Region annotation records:
┄┄┄┄┄┄┄┄┄┄┄┄┄┄┄┄┄┄┄┄

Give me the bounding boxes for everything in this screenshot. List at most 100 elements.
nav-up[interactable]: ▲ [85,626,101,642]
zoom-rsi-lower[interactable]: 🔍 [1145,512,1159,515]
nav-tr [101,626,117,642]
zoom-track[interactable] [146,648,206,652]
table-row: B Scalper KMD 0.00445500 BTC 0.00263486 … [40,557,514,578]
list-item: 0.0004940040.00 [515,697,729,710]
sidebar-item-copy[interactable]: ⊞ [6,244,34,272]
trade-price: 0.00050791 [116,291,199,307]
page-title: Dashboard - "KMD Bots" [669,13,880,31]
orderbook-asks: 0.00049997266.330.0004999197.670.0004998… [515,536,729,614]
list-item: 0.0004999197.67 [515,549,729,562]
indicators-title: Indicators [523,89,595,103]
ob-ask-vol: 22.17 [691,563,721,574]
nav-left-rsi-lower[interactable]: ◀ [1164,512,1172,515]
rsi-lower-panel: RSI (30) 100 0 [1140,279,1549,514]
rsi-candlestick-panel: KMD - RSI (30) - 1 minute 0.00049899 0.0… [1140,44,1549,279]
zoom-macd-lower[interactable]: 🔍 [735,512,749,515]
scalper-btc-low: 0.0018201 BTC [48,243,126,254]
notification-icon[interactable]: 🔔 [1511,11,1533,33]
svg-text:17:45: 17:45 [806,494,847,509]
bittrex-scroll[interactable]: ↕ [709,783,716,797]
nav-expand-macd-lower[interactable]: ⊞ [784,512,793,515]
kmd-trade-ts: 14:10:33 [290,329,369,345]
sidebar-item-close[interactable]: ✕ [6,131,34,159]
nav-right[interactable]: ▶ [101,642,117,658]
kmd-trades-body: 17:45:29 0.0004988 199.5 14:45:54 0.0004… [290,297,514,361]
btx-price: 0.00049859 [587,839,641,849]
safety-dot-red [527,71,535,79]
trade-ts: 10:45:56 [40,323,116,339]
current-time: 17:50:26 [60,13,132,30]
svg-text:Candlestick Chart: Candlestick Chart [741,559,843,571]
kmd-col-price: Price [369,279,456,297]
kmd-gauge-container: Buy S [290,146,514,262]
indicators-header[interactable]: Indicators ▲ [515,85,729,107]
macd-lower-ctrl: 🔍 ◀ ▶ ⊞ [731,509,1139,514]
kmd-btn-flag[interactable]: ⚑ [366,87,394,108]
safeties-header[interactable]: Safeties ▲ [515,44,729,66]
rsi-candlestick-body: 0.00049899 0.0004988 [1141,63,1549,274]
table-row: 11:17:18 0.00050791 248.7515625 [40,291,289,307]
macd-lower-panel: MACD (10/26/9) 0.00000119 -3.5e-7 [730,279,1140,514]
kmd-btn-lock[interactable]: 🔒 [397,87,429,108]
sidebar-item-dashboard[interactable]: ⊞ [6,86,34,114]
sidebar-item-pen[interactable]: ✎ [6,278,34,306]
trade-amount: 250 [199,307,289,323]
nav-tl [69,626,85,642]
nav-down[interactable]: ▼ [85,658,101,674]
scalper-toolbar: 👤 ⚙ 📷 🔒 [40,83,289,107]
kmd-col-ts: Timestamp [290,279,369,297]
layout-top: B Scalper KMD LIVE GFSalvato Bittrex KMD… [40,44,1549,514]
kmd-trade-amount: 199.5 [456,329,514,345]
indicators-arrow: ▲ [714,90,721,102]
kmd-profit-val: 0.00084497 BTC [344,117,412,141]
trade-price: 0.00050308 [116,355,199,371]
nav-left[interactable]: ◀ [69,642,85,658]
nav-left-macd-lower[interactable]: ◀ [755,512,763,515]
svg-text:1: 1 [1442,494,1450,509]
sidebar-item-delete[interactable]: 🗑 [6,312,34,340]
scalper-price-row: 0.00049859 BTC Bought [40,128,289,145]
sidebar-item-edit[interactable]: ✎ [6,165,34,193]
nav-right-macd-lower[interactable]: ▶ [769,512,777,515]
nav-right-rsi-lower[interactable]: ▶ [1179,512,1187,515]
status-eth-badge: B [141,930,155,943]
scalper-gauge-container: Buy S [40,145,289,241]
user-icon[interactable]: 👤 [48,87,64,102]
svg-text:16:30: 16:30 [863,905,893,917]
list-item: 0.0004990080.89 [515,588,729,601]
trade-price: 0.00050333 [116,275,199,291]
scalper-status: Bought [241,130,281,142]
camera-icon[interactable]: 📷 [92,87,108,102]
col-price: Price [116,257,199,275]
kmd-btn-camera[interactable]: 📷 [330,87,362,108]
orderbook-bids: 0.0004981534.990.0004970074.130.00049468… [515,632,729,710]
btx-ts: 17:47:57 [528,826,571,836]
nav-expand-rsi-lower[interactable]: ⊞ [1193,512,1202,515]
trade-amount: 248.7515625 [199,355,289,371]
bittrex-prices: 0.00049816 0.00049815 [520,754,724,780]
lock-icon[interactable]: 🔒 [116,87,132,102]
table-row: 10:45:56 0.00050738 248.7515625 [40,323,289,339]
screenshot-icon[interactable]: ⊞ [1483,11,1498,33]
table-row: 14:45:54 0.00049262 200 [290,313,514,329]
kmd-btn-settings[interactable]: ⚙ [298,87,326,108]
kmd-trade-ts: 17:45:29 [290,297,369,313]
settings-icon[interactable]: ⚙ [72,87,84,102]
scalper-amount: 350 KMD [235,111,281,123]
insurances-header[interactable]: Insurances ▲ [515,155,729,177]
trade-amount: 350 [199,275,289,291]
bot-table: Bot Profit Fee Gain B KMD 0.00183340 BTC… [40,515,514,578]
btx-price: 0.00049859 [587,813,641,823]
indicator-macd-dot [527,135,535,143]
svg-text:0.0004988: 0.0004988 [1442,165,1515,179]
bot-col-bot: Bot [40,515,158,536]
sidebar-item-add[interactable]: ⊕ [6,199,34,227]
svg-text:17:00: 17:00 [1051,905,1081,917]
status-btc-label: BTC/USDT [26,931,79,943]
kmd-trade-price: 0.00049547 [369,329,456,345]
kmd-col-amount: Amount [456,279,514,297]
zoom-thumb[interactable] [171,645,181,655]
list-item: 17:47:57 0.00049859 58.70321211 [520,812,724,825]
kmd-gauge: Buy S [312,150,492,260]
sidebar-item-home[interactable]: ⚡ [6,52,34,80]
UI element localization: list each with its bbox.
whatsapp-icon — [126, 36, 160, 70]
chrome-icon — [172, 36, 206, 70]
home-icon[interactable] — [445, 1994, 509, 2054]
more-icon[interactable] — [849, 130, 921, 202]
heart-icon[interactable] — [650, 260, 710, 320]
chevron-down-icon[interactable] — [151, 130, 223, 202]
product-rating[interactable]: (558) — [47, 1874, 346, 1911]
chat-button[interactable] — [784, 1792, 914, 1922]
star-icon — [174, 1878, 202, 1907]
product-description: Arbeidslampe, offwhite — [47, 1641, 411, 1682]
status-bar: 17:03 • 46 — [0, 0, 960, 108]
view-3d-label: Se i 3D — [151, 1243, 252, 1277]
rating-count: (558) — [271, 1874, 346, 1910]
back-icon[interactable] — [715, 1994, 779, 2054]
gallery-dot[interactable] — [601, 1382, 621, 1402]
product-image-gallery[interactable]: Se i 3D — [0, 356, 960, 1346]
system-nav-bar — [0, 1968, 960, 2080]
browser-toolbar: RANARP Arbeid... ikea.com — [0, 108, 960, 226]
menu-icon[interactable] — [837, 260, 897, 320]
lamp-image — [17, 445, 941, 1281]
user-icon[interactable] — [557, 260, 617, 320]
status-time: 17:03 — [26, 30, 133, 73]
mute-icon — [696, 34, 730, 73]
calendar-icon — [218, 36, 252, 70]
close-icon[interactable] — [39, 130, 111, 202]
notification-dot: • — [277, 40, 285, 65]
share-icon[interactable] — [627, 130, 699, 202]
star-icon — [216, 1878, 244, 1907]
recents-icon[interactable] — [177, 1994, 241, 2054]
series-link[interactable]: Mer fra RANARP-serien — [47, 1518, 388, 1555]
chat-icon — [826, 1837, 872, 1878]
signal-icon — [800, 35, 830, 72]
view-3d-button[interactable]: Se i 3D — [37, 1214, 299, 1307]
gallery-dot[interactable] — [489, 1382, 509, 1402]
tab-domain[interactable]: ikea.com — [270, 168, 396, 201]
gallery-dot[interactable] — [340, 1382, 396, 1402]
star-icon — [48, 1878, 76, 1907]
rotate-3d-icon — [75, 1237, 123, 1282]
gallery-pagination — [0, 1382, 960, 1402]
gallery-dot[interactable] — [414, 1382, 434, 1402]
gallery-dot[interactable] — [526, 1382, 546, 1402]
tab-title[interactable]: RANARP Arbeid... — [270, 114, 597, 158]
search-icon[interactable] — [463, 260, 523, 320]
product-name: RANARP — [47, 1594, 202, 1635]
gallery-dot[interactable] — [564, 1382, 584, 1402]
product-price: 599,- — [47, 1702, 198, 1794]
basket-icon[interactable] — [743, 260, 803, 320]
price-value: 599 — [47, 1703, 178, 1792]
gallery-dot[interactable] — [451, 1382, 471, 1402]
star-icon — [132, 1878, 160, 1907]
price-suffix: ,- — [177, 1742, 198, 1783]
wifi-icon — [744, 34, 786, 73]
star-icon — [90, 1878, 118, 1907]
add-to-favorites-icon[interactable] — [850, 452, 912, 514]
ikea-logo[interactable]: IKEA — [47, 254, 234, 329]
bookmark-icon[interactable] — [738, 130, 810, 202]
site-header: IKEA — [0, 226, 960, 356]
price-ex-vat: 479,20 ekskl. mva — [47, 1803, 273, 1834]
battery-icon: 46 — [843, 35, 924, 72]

┄┄┄┄┄┄┄┄┄┄┄┄┄┄┄┄┄┄┄┄

What is needed:
Reproduce the entries word for word from their first line through the line containing "list-item: 0.0004940040.00 [515,697,729,710]", with that line included.

Written answer:
Give me the bounding boxes for everything in this screenshot. List at most 100 elements.
nav-up[interactable]: ▲ [85,626,101,642]
zoom-rsi-lower[interactable]: 🔍 [1145,512,1159,515]
nav-tr [101,626,117,642]
zoom-track[interactable] [146,648,206,652]
table-row: B Scalper KMD 0.00445500 BTC 0.00263486 … [40,557,514,578]
list-item: 0.0004940040.00 [515,697,729,710]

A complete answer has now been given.